THE EXERCISE:
Pick out every line that holds the string "command" and copy it.

(Stored data entries)
┄┄┄┄┄┄

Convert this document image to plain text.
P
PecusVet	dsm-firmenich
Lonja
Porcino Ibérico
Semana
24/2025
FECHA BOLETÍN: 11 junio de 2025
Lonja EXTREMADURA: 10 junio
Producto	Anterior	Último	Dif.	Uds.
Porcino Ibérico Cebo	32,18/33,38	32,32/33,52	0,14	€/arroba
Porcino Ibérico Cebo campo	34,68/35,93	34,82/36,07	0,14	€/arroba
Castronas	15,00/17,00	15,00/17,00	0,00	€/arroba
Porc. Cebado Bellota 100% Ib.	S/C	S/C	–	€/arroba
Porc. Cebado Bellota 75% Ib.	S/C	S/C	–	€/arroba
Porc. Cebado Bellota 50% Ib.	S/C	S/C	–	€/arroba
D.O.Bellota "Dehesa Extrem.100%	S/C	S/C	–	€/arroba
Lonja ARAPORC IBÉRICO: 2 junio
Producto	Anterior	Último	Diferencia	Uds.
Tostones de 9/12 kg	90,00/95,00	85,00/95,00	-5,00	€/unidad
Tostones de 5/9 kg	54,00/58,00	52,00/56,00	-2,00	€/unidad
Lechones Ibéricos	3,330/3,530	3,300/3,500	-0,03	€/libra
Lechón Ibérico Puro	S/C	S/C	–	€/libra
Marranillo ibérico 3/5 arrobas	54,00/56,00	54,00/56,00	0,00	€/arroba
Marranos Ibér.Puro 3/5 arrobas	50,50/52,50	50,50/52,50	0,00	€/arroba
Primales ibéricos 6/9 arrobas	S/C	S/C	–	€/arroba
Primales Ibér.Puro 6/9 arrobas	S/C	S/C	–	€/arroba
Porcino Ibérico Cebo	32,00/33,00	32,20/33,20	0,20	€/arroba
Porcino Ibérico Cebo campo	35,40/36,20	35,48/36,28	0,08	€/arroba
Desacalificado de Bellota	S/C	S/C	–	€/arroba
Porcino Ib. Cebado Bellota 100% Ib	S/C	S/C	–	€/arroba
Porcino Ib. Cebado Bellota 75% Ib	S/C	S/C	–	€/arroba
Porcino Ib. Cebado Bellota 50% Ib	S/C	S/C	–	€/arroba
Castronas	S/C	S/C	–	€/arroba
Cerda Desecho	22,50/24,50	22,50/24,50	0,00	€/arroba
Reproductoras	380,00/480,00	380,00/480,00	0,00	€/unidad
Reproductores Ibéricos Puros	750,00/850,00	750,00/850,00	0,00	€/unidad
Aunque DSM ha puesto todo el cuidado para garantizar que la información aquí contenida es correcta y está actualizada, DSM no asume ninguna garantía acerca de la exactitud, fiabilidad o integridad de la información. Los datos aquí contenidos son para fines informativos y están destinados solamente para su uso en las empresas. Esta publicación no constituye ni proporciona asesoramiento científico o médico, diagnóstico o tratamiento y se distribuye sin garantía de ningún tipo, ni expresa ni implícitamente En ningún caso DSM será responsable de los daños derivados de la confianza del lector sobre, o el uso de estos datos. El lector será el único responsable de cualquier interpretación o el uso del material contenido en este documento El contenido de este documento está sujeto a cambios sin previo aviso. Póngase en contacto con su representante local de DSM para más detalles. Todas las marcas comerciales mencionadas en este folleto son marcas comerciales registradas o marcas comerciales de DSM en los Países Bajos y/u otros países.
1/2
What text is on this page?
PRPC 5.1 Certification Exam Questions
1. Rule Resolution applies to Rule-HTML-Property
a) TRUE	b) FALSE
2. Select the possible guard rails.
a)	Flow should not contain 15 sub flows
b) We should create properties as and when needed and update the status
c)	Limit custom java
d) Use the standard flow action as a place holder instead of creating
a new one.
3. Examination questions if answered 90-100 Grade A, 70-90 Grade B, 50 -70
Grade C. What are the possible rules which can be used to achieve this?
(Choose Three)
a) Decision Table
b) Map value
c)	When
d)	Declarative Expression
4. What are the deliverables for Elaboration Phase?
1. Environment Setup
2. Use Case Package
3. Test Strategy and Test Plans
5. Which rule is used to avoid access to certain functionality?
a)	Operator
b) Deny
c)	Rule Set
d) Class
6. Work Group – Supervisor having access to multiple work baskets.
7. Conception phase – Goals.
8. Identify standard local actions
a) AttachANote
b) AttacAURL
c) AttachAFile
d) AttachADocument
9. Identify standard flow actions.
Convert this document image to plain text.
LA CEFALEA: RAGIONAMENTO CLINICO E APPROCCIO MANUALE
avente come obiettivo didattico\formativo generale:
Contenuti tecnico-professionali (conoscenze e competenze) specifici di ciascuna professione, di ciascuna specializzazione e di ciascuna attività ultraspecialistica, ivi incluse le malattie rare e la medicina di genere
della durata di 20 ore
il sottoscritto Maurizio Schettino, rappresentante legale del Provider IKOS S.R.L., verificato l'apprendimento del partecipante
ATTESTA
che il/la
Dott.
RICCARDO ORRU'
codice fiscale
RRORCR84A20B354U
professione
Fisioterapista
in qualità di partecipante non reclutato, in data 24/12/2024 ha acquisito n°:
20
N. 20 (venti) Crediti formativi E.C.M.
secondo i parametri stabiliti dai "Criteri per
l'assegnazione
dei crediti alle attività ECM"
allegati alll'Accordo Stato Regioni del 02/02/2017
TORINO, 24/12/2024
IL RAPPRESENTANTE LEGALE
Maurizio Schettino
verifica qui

┄┄┄┄┄┄

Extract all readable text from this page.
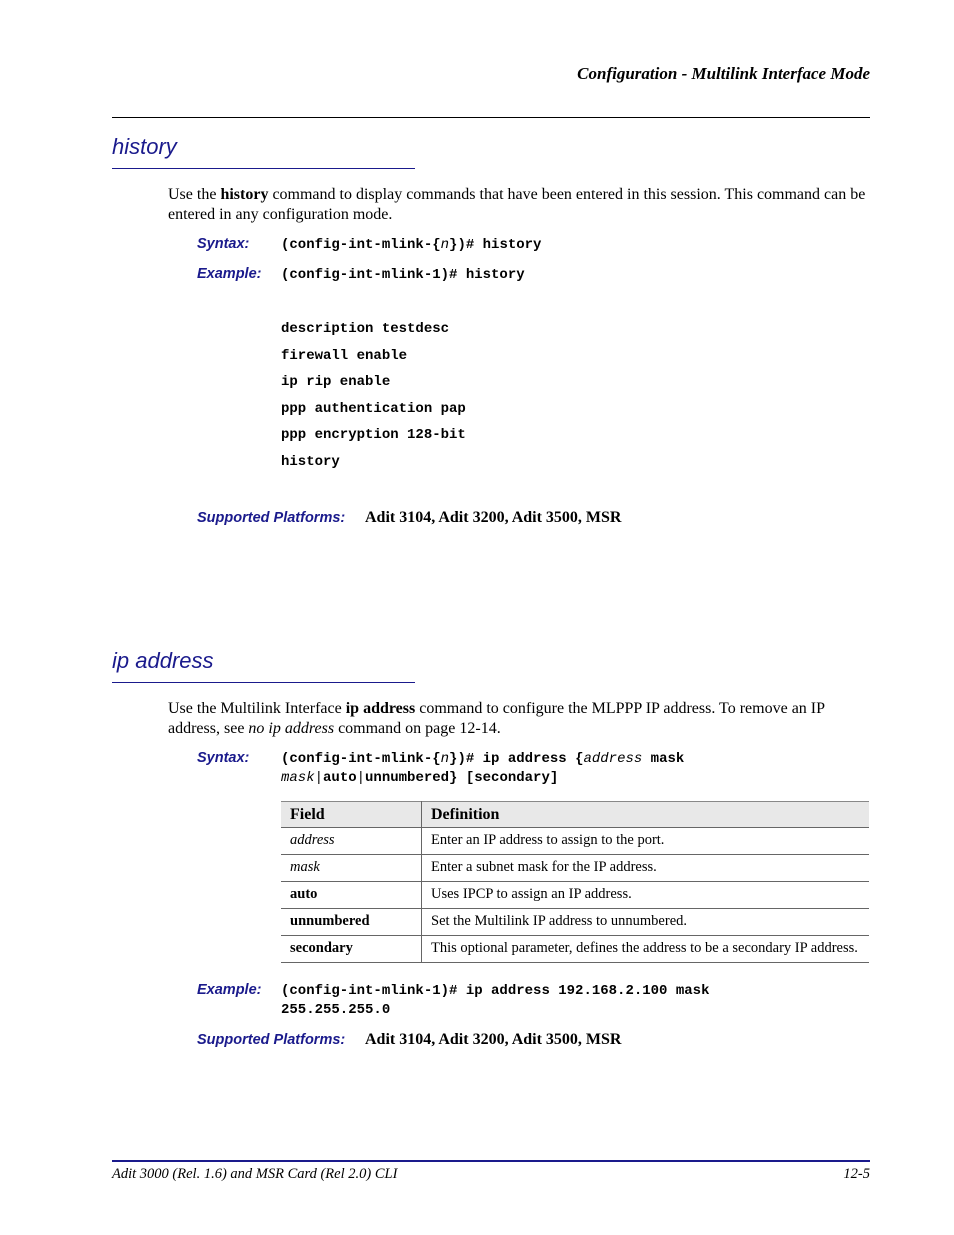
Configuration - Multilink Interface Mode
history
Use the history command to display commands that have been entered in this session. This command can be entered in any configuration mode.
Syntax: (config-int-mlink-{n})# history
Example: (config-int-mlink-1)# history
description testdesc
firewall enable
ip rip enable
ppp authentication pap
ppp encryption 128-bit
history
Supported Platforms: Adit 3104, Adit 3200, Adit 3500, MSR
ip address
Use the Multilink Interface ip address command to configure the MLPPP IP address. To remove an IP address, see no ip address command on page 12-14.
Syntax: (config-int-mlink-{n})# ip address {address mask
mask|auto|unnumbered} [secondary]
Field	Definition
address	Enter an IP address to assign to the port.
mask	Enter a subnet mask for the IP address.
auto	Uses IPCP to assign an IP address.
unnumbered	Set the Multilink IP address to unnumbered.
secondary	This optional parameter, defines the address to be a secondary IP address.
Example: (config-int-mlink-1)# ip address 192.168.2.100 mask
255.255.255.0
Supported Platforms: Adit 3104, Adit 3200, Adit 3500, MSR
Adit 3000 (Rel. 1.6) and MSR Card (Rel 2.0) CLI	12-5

┄┄┄┄┄┄

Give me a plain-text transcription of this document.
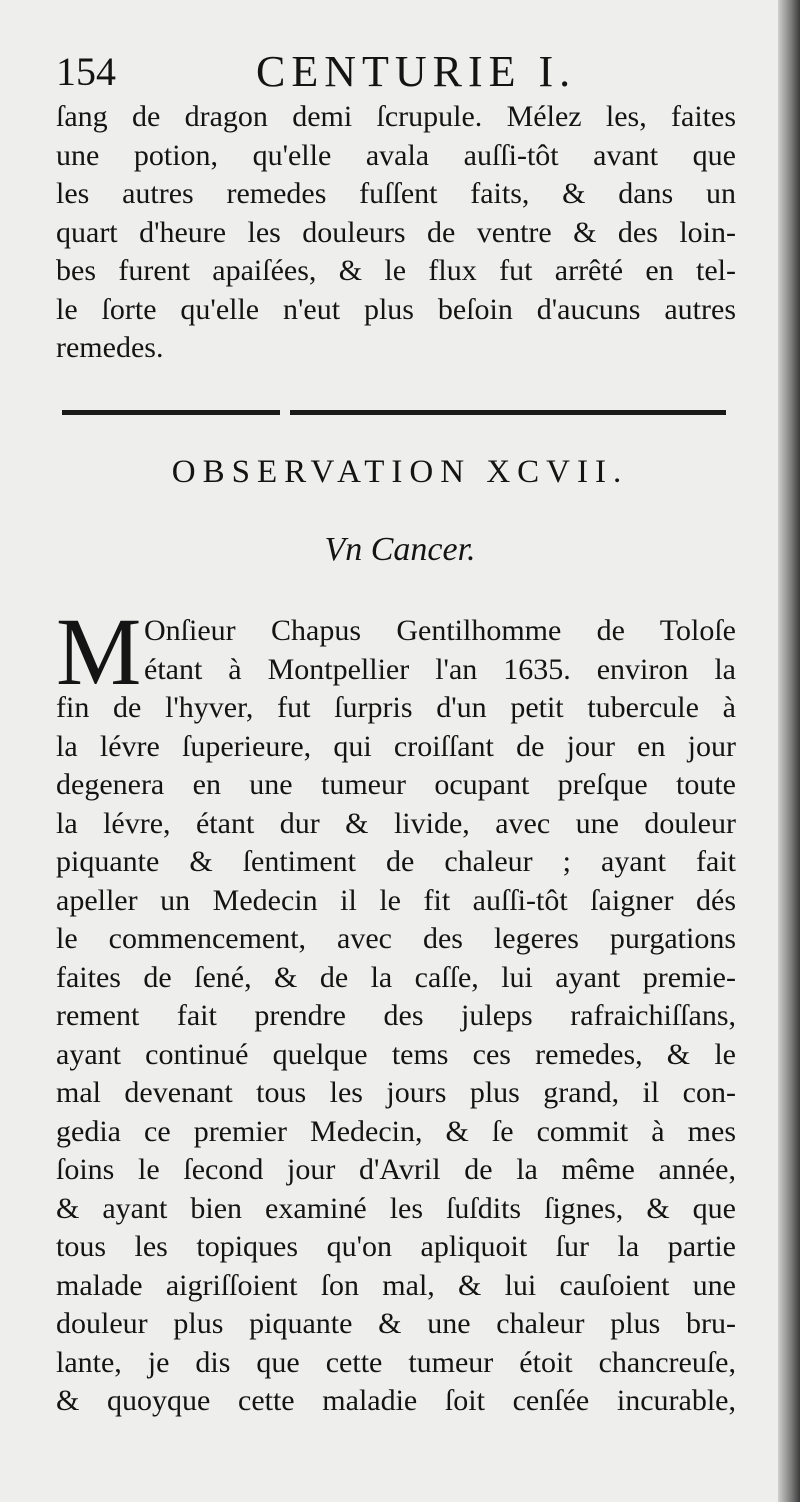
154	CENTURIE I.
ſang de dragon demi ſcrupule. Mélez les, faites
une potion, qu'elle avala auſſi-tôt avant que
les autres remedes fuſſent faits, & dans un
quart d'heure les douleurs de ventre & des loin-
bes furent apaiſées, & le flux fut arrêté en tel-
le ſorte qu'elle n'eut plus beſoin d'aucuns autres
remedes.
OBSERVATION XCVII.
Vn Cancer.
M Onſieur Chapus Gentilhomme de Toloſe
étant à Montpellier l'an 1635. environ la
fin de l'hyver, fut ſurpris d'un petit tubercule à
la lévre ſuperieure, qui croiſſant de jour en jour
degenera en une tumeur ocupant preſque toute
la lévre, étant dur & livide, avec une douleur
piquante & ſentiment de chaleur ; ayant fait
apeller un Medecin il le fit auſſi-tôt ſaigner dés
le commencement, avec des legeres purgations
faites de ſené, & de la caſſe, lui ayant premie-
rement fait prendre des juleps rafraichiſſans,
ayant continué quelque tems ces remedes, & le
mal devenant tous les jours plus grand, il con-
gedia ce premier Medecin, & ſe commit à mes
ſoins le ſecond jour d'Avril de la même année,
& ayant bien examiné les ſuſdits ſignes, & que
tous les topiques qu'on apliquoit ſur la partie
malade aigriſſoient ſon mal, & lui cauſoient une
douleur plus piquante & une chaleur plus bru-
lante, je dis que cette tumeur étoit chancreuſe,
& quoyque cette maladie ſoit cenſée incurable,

┄┄┄┄┄┄

SOLVED EXERCISE:
Use the history command to display commands that have been entered in this session. This command can be entered in any configuration mode.
Use the Multilink Interface ip address command to configure the MLPPP IP address. To remove an IP address, see no ip address command on page 12-14.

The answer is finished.